-------- Material provided

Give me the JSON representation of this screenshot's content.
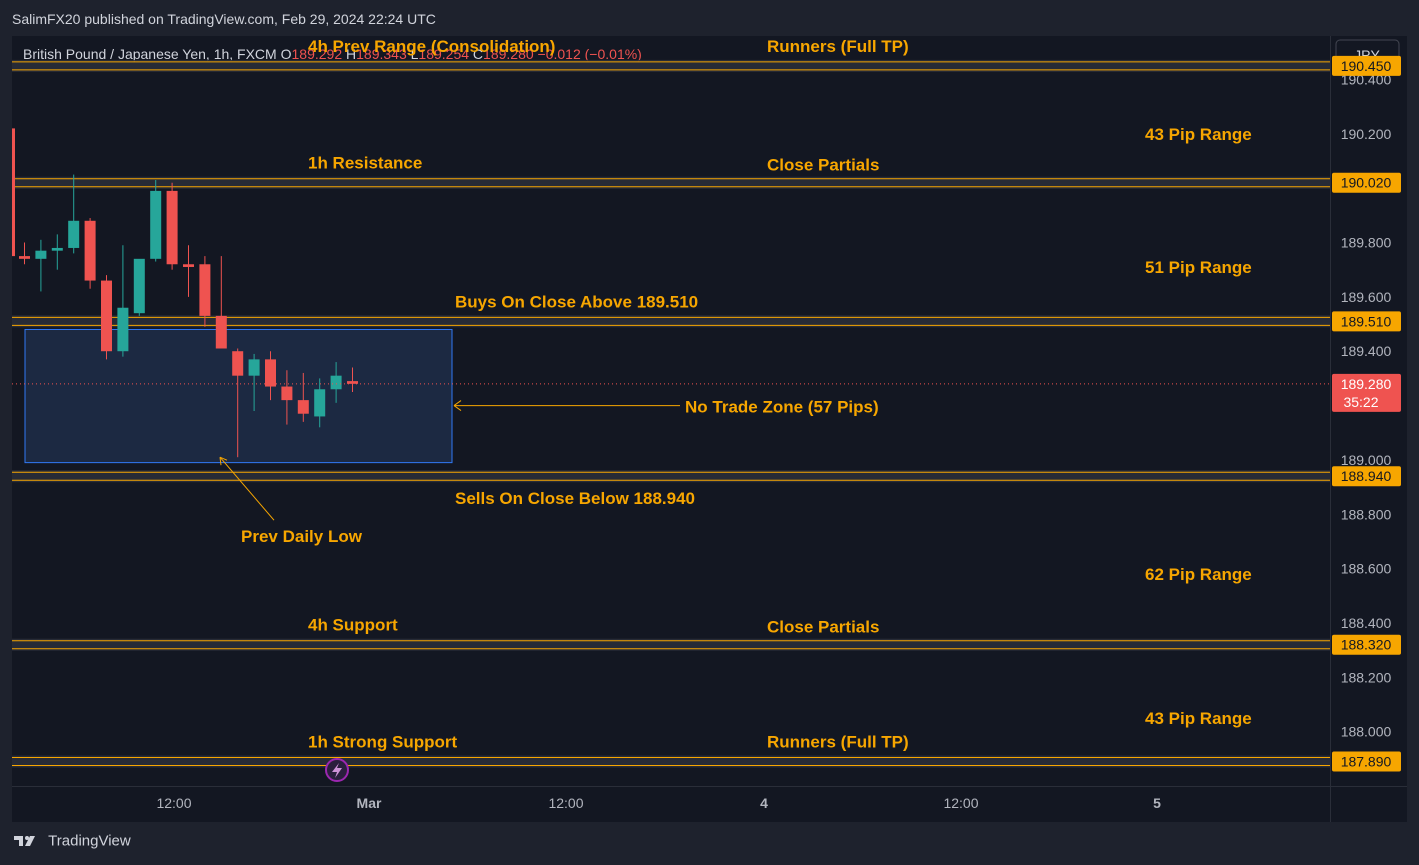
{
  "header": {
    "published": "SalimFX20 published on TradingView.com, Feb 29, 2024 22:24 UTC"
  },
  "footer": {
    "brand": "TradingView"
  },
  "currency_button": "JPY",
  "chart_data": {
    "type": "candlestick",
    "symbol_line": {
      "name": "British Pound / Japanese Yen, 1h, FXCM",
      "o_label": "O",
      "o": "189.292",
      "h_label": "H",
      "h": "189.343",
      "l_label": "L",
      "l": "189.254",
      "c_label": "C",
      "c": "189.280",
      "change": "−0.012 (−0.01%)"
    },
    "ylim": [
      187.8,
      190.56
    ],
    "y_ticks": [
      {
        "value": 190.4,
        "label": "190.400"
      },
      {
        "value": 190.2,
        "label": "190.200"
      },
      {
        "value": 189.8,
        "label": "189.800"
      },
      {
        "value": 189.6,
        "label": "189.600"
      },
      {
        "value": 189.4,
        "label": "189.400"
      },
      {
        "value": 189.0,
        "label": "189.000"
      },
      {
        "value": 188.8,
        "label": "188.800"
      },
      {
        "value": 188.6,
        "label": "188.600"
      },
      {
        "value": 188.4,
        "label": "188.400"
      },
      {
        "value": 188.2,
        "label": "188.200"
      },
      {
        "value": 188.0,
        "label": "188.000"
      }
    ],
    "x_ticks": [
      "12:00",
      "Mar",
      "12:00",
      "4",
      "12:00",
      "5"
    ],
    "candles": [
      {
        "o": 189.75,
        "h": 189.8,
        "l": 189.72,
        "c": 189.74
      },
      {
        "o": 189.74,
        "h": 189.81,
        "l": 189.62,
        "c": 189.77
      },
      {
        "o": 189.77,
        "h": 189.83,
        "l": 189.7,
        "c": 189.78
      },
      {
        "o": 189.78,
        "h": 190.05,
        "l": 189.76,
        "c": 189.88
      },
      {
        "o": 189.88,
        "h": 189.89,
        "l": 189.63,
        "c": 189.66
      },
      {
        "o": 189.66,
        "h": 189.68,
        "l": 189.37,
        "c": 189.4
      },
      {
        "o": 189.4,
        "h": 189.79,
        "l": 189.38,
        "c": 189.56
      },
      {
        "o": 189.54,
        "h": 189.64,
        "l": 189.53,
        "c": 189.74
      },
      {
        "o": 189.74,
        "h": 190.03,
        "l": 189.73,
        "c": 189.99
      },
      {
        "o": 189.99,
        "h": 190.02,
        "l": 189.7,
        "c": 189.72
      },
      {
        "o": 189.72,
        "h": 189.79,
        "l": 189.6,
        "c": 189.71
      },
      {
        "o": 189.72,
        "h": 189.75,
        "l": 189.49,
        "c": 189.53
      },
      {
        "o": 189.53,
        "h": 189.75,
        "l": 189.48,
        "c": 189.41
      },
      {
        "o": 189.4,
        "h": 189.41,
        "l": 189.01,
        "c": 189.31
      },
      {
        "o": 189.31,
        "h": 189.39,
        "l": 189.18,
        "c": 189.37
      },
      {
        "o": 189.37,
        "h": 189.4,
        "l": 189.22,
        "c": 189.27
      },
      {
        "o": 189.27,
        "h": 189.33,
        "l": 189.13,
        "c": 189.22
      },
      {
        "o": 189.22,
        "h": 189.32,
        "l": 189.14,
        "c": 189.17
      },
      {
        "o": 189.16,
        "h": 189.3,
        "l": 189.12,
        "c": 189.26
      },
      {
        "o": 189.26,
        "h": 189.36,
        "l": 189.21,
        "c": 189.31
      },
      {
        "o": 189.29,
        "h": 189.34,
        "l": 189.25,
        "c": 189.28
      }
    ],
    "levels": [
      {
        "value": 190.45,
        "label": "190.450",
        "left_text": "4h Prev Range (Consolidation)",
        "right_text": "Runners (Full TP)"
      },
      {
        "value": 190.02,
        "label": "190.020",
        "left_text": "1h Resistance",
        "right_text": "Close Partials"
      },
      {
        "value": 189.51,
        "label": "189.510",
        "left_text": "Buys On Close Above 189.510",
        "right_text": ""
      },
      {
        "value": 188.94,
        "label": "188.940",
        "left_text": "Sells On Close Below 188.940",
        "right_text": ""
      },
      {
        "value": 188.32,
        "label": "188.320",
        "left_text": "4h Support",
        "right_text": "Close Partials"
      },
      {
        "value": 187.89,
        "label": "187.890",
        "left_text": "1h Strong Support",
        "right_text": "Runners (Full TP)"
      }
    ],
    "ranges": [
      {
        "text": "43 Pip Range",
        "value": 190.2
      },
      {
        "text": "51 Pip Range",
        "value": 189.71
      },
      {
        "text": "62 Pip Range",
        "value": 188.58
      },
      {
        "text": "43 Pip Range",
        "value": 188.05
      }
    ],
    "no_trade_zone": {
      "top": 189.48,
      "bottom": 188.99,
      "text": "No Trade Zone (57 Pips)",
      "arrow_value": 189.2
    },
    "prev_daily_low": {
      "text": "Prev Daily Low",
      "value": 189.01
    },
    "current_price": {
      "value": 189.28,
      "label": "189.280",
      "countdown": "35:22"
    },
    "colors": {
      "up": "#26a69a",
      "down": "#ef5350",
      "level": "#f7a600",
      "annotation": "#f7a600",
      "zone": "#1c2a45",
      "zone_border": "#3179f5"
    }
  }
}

----------------
-------- Material provided

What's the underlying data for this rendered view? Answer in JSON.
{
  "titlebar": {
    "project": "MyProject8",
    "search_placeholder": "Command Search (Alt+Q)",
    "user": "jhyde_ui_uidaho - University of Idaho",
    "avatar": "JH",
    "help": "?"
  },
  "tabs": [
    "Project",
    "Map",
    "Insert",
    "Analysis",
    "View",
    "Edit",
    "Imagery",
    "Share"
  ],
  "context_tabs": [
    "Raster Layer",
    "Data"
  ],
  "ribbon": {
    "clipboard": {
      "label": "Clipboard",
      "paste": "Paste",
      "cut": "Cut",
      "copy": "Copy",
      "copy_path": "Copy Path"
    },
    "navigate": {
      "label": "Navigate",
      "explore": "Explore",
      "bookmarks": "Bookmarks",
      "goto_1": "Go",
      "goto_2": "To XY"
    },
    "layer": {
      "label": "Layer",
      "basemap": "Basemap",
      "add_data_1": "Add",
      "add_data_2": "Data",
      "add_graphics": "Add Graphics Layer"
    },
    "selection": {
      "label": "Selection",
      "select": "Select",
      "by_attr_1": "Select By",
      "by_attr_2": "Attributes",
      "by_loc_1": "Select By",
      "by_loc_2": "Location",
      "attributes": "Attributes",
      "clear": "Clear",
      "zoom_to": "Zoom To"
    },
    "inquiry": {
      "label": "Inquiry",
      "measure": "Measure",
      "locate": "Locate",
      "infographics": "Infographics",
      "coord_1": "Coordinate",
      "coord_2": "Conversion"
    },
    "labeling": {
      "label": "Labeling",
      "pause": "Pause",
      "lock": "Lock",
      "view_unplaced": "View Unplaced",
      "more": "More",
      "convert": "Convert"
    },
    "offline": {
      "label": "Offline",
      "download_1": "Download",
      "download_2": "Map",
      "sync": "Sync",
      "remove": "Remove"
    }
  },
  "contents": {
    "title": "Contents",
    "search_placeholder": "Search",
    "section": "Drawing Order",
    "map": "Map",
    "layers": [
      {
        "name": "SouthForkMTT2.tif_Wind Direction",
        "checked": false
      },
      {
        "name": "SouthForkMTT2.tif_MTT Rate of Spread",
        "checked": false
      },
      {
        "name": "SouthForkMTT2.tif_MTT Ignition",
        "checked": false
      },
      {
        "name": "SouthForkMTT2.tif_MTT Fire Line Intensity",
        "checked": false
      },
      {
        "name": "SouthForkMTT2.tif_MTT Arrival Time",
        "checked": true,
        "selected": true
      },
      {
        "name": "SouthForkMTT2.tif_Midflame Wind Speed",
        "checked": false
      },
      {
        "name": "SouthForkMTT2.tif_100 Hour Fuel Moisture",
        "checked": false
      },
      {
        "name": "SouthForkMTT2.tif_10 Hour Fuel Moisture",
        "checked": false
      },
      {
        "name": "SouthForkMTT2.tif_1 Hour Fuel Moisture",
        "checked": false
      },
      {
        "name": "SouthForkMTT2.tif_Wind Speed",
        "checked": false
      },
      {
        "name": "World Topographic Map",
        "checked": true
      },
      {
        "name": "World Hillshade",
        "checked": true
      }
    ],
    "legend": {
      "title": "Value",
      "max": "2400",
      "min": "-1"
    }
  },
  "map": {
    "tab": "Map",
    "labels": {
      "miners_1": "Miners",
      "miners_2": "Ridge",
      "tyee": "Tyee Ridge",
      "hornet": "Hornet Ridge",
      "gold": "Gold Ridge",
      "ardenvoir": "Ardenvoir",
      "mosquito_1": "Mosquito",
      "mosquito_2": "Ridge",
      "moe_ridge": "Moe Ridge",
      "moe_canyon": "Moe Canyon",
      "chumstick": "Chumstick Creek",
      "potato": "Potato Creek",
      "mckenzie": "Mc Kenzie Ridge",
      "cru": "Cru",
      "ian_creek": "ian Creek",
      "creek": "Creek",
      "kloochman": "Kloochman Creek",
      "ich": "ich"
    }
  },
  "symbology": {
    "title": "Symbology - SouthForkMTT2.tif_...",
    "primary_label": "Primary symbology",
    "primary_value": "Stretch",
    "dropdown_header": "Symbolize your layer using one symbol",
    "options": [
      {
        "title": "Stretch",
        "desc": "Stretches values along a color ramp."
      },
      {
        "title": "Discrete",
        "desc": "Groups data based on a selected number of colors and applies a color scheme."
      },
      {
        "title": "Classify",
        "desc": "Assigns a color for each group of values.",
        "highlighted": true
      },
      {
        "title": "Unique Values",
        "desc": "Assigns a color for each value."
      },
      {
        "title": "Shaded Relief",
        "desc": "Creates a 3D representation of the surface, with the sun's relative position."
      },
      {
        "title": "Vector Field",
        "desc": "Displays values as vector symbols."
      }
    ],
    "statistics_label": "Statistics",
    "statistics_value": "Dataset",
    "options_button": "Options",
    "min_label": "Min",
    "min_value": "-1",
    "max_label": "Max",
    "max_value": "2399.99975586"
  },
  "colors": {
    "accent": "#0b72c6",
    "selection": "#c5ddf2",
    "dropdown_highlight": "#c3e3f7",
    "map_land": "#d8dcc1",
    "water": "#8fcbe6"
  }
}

----------------

*Your objective:*
From the listing, copy each line containing the word "Creek".

*Output of the exercise:*
      "chumstick": "Chumstick Creek",
      "potato": "Potato Creek",
      "ian_creek": "ian Creek",
      "creek": "Creek",
      "kloochman": "Kloochman Creek",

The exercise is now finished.